— THE PROBLEM —
Going line by line through the entries below, note each one with "vilken", then report how many there are and nothing else.

— RECORDS SHOWN —
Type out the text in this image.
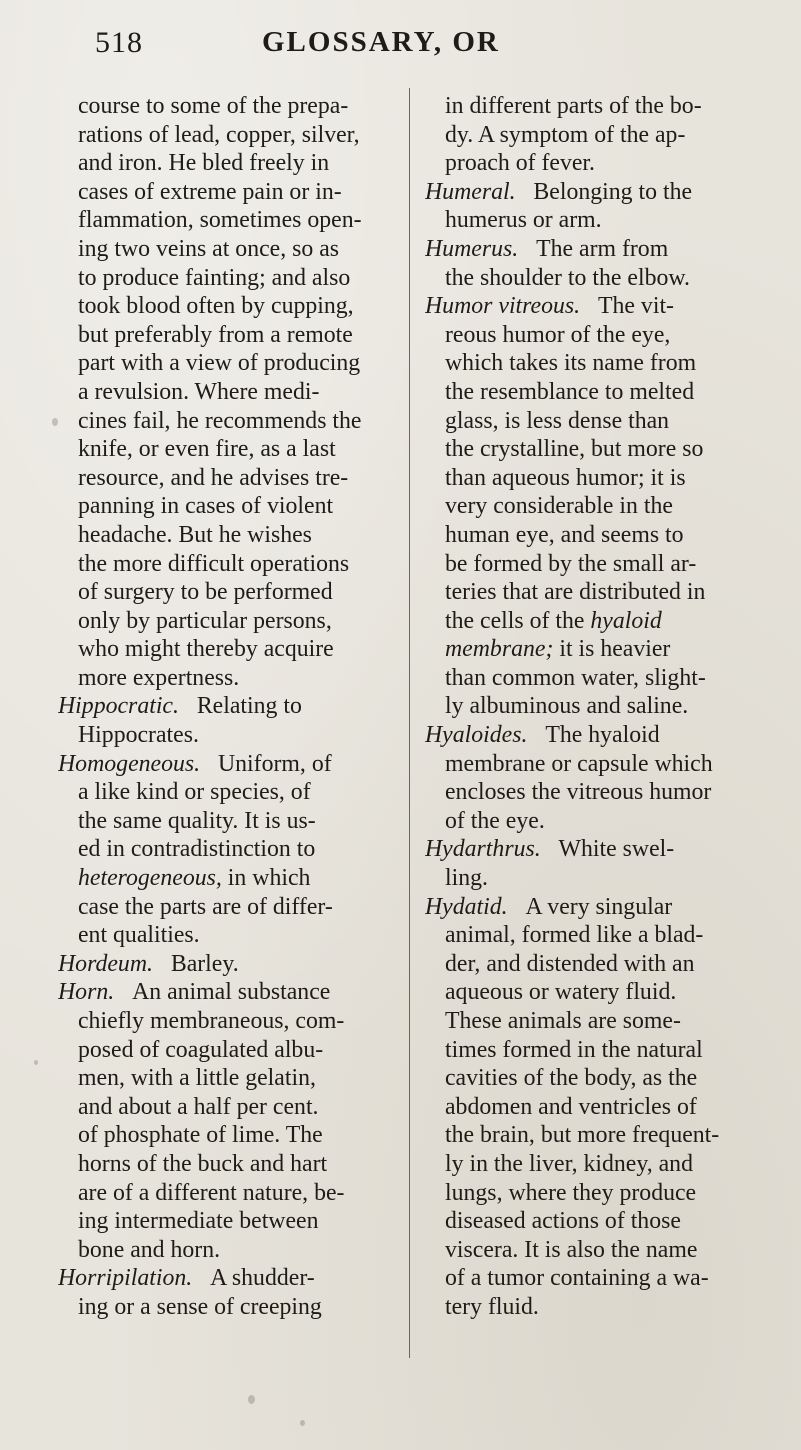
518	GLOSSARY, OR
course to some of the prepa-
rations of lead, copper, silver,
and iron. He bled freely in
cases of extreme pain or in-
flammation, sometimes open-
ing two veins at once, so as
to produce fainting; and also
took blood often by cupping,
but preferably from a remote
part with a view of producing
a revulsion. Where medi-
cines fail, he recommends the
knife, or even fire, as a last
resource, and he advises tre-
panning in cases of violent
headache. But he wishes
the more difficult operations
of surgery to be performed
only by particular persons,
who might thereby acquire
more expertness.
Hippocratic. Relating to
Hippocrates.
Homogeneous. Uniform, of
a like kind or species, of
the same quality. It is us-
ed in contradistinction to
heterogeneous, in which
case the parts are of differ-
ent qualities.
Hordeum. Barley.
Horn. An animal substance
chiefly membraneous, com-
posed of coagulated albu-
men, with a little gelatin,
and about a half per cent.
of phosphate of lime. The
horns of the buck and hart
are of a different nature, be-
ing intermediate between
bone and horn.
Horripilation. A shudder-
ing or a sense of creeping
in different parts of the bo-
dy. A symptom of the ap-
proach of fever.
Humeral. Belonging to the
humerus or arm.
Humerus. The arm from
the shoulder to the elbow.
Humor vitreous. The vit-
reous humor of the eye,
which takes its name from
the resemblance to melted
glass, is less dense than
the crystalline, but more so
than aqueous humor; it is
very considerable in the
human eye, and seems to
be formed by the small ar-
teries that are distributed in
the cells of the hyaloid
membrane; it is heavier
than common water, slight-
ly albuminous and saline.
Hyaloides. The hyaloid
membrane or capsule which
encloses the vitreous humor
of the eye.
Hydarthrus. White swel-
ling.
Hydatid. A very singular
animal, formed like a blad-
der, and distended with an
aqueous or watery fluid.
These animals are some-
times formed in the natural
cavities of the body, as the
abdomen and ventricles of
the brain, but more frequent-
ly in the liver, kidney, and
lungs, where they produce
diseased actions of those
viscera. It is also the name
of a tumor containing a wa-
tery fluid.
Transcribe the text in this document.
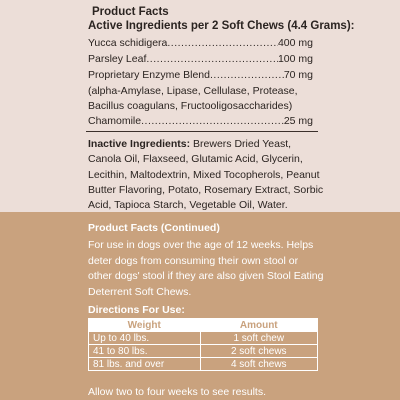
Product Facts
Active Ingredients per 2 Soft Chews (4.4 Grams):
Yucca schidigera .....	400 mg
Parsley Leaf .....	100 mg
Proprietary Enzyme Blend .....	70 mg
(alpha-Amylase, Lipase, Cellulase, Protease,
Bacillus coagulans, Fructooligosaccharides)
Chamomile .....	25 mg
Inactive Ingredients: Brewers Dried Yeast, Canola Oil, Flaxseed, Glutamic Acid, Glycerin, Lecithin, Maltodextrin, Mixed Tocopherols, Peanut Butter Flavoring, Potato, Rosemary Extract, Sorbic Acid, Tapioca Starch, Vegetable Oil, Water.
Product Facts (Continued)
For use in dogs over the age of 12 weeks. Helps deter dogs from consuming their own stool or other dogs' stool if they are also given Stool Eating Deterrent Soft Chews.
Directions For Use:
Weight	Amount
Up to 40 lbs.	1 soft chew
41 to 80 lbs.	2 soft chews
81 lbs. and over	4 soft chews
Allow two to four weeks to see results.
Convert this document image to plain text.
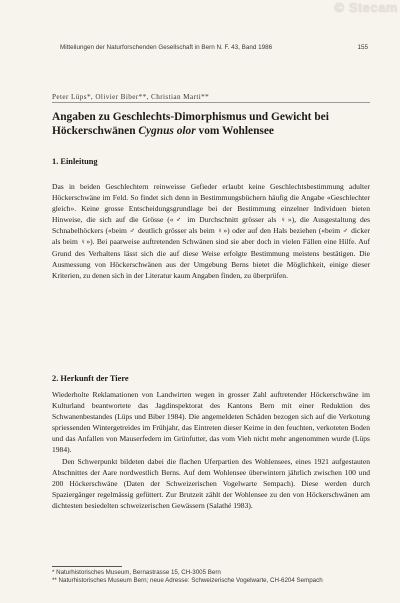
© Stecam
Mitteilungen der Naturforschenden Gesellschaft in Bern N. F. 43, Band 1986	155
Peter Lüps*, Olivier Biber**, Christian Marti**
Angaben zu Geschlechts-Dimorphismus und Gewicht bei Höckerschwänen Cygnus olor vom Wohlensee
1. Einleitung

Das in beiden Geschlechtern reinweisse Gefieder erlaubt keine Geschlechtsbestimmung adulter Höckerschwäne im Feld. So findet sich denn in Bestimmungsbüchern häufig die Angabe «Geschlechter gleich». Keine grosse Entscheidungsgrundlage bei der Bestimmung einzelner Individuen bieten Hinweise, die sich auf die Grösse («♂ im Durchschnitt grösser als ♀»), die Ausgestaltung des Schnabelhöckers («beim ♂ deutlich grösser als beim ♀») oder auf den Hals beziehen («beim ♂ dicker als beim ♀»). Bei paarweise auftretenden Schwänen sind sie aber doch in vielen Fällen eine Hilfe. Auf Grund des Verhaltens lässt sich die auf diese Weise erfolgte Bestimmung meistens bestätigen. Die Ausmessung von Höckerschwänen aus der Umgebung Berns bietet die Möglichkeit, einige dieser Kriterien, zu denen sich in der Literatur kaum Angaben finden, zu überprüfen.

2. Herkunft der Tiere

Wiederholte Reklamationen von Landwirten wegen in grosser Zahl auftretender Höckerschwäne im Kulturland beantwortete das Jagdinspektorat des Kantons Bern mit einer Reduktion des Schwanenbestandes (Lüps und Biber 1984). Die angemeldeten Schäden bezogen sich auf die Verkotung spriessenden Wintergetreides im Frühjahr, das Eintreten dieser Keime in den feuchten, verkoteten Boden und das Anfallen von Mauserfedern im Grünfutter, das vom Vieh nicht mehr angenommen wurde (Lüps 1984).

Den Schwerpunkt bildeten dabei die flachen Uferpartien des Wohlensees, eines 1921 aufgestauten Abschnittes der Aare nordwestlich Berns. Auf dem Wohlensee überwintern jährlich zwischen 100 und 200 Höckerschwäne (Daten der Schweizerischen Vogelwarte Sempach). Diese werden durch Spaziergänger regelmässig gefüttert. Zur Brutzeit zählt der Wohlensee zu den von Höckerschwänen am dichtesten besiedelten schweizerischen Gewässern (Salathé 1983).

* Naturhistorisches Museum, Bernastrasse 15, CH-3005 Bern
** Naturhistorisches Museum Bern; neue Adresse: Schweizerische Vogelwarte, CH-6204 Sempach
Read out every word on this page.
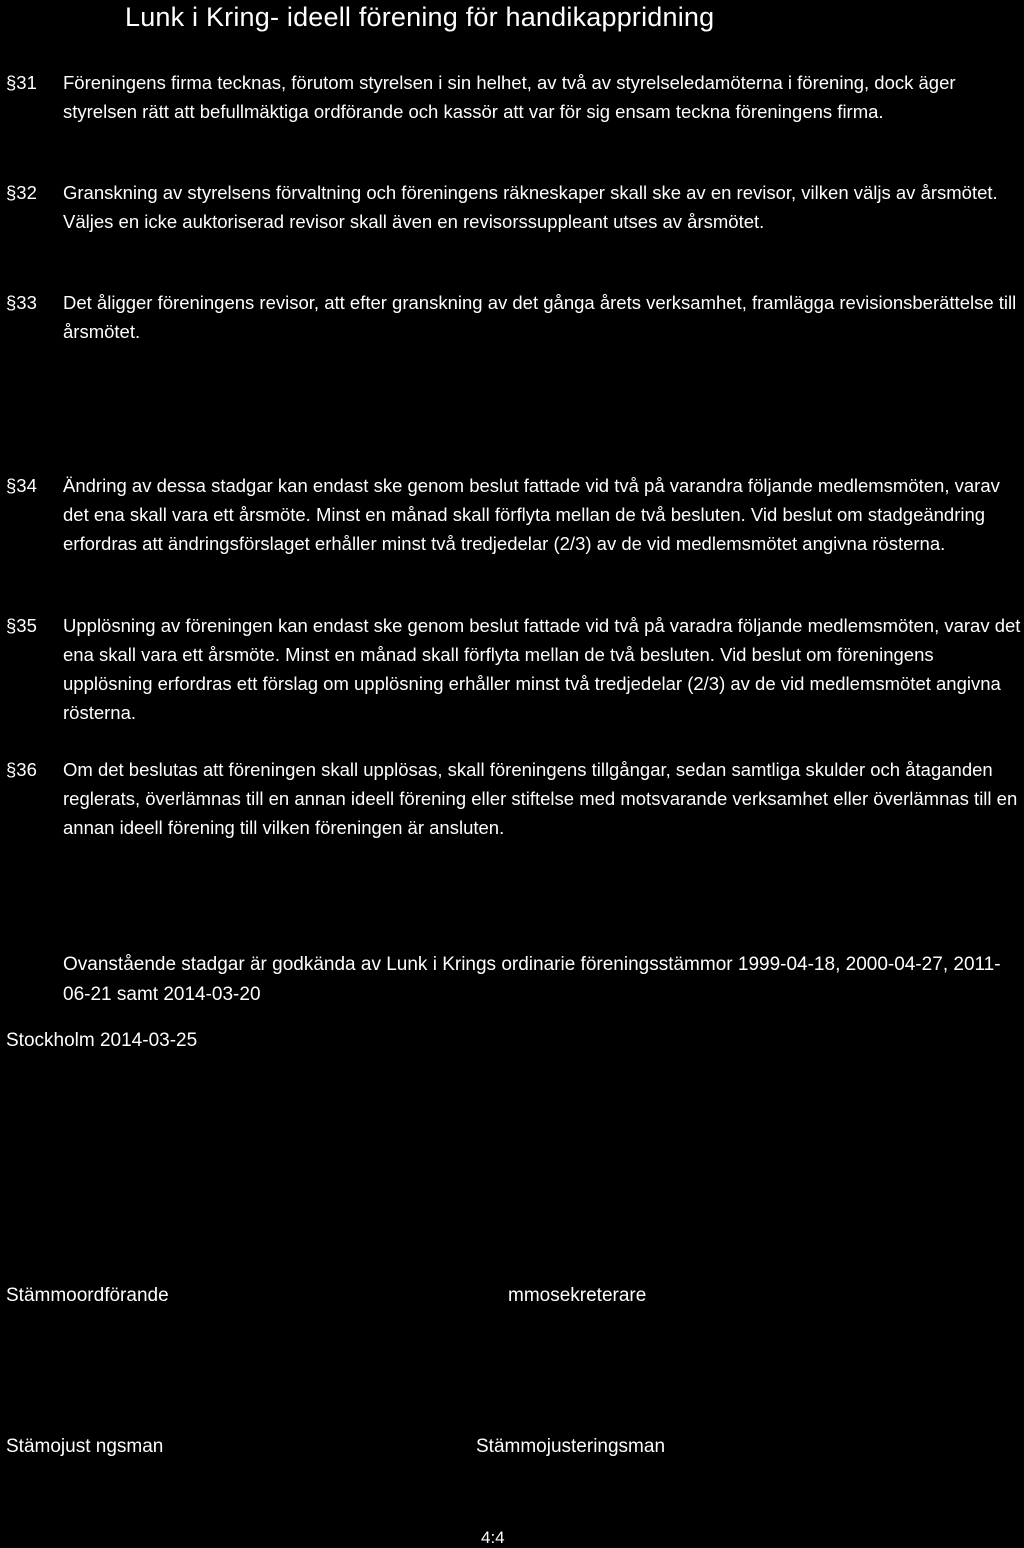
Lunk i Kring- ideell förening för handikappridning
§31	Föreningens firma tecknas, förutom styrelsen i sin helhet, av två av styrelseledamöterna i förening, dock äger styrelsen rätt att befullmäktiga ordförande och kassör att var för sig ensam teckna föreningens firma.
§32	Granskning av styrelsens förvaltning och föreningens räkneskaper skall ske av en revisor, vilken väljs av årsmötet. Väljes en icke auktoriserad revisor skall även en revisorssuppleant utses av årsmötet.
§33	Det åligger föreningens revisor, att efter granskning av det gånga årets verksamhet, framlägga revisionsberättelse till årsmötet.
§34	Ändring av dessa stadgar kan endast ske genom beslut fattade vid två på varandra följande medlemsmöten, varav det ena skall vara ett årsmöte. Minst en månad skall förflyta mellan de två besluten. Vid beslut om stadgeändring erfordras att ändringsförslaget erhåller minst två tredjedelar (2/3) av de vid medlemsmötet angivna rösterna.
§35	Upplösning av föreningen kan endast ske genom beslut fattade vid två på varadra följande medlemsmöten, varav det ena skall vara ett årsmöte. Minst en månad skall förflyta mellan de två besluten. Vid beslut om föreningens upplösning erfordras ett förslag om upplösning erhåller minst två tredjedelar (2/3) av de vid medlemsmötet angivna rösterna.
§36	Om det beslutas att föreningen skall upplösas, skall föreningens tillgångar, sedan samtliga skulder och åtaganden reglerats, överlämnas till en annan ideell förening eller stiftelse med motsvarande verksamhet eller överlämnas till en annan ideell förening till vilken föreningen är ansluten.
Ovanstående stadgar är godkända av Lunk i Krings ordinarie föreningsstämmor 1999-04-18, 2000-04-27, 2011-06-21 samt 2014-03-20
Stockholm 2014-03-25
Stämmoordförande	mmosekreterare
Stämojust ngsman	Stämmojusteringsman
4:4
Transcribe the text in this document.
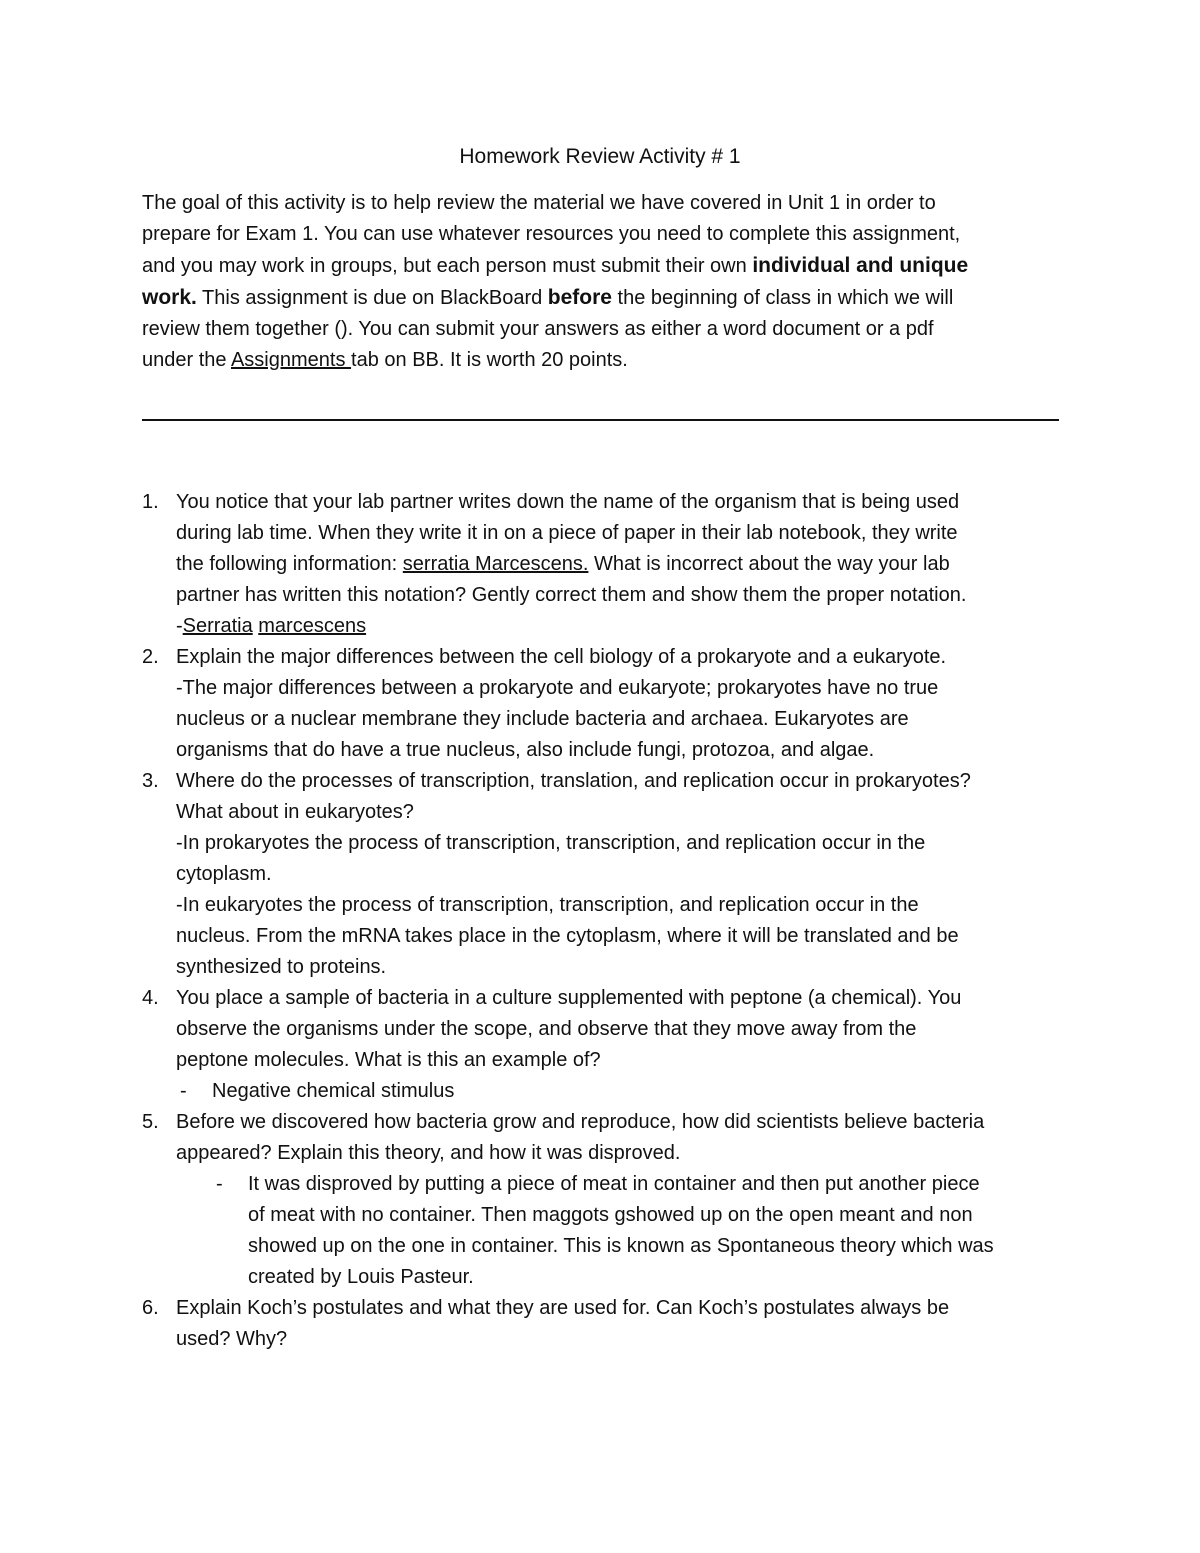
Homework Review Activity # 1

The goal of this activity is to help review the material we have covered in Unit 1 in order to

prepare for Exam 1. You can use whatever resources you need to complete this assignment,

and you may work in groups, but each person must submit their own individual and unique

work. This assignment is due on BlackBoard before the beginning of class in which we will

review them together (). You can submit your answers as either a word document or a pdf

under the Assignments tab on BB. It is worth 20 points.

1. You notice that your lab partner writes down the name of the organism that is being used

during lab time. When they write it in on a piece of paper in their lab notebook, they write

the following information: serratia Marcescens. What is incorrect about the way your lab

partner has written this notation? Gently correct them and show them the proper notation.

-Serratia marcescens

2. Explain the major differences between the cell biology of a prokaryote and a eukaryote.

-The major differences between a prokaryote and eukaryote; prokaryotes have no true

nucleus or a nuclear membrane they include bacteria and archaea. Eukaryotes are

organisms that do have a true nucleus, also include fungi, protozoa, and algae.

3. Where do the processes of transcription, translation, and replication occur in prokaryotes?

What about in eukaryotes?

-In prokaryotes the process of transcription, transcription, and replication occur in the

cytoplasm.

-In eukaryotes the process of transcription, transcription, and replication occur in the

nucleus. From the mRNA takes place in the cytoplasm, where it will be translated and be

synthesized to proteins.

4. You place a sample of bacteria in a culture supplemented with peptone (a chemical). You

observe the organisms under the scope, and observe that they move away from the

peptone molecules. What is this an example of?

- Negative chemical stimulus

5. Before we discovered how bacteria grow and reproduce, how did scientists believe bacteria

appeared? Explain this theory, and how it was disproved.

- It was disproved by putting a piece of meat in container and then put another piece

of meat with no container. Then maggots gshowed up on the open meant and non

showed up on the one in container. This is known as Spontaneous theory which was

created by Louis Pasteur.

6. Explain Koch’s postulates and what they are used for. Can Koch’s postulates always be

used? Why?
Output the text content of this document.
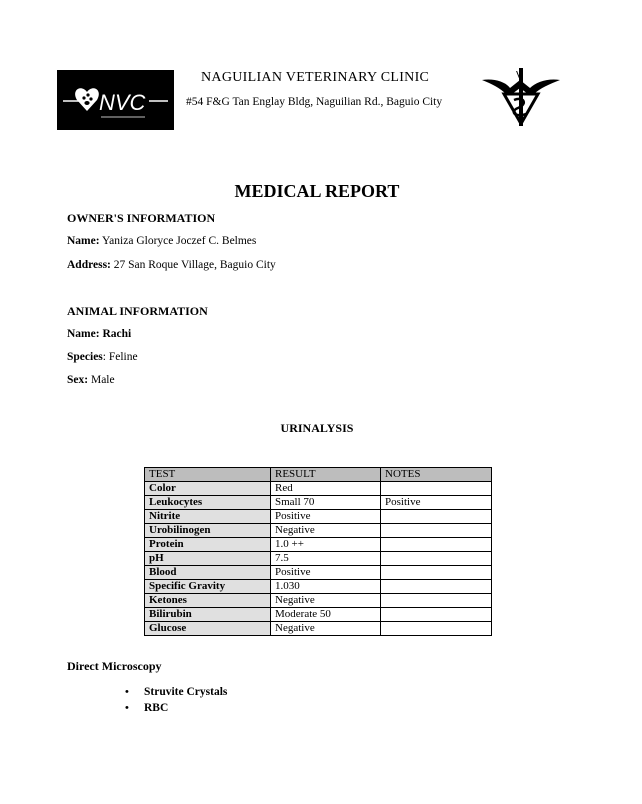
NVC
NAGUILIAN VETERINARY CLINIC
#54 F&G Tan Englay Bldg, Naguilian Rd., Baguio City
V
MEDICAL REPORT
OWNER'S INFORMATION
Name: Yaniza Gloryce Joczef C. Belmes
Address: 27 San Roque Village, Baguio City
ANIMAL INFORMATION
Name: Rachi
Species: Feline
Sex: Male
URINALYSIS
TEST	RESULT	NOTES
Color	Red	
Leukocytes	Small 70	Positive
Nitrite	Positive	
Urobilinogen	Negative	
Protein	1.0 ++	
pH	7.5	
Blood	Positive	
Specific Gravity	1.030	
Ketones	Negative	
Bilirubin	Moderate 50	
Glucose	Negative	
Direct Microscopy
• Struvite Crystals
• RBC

— EXERCISE ANSWER —
2